WRITTEN REQUEST
Within the listing below, locate all lines containing the word "ylabel". Copy each one.

------------------------------------------------------------

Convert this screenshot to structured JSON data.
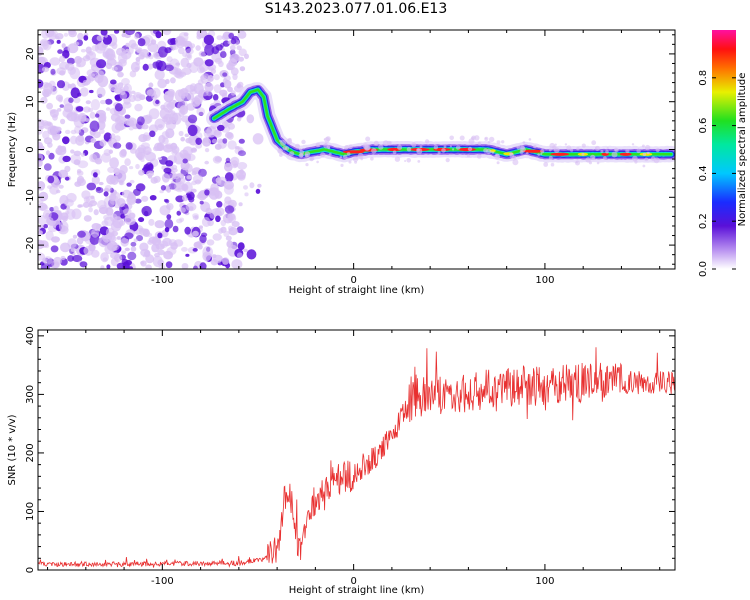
{
  "title": "S143.2023.077.01.06.E13",
  "colors": {
    "snr_line": "#e83030",
    "scatter_dark": "#5a10d8",
    "scatter_light": "#d8c0f4",
    "axis": "#000000"
  },
  "chart_data": [
    {
      "type": "heatmap",
      "xlabel": "Height of straight line (km)",
      "ylabel": "Frequency (Hz)",
      "xlim": [
        -165,
        168
      ],
      "ylim": [
        -25,
        25
      ],
      "xticks": [
        -100,
        0,
        100
      ],
      "yticks": [
        -20,
        -10,
        0,
        10,
        20
      ],
      "colorbar": {
        "label": "Normalized spectral amplitude",
        "range": [
          0,
          1
        ],
        "ticks": [
          "0.0",
          "0.2",
          "0.4",
          "0.6",
          "0.8"
        ],
        "tick_values": [
          0.0,
          0.2,
          0.4,
          0.6,
          0.8
        ],
        "colormap": "rainbow (white → purple → blue → cyan → green → yellow → red → magenta)"
      },
      "ridge": {
        "description": "narrow high-amplitude frequency ridge",
        "x": [
          -73,
          -65,
          -58,
          -54,
          -50,
          -47,
          -45,
          -43,
          -40,
          -36,
          -32,
          -28,
          -22,
          -15,
          -5,
          0,
          10,
          20,
          30,
          40,
          50,
          60,
          70,
          80,
          90,
          100,
          110,
          120,
          130,
          140,
          150,
          160,
          166
        ],
        "y": [
          6.5,
          8.5,
          10,
          12,
          12.5,
          11,
          7,
          5,
          2,
          0.5,
          -0.5,
          -1,
          -0.5,
          0,
          -1,
          -0.5,
          0,
          0,
          0,
          0,
          0,
          0,
          0,
          -1,
          0,
          -1,
          -1,
          -1,
          -1,
          -1,
          -1,
          -1,
          -1
        ]
      },
      "noise_region_x": [
        -165,
        -58
      ]
    },
    {
      "type": "line",
      "xlabel": "Height of straight line (km)",
      "ylabel": "SNR (10 * v/v)",
      "xlim": [
        -165,
        168
      ],
      "ylim": [
        0,
        410
      ],
      "xticks": [
        -100,
        0,
        100
      ],
      "yticks": [
        0,
        100,
        200,
        300,
        400
      ],
      "envelope": {
        "x": [
          -165,
          -120,
          -60,
          -45,
          -40,
          -38,
          -35,
          -33,
          -30,
          -28,
          -25,
          -22,
          -20,
          -15,
          -10,
          -5,
          0,
          5,
          10,
          15,
          20,
          25,
          30,
          40,
          60,
          80,
          100,
          120,
          140,
          168
        ],
        "y": [
          10,
          10,
          12,
          20,
          40,
          70,
          140,
          130,
          60,
          30,
          70,
          110,
          120,
          140,
          150,
          160,
          160,
          180,
          190,
          210,
          230,
          260,
          290,
          300,
          305,
          310,
          315,
          320,
          320,
          320
        ]
      }
    }
  ]
}
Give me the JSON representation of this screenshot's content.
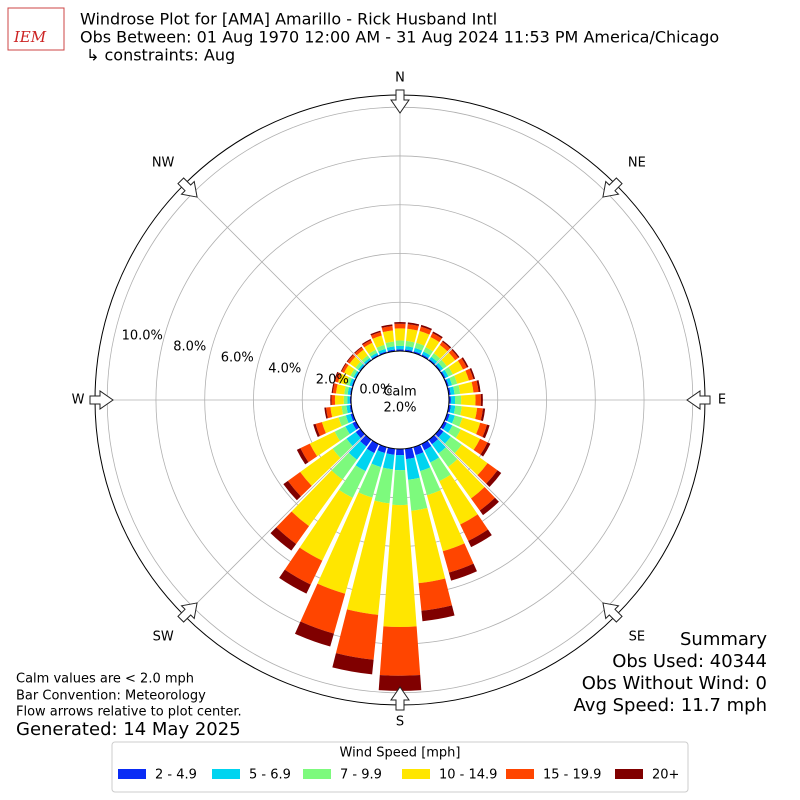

------------------------------------------------------------

SOLUTION FOR THIS PROBLEM
      "ylabel": "Frequency (Hz)",
      "ylabel": "SNR (10 * v/v)",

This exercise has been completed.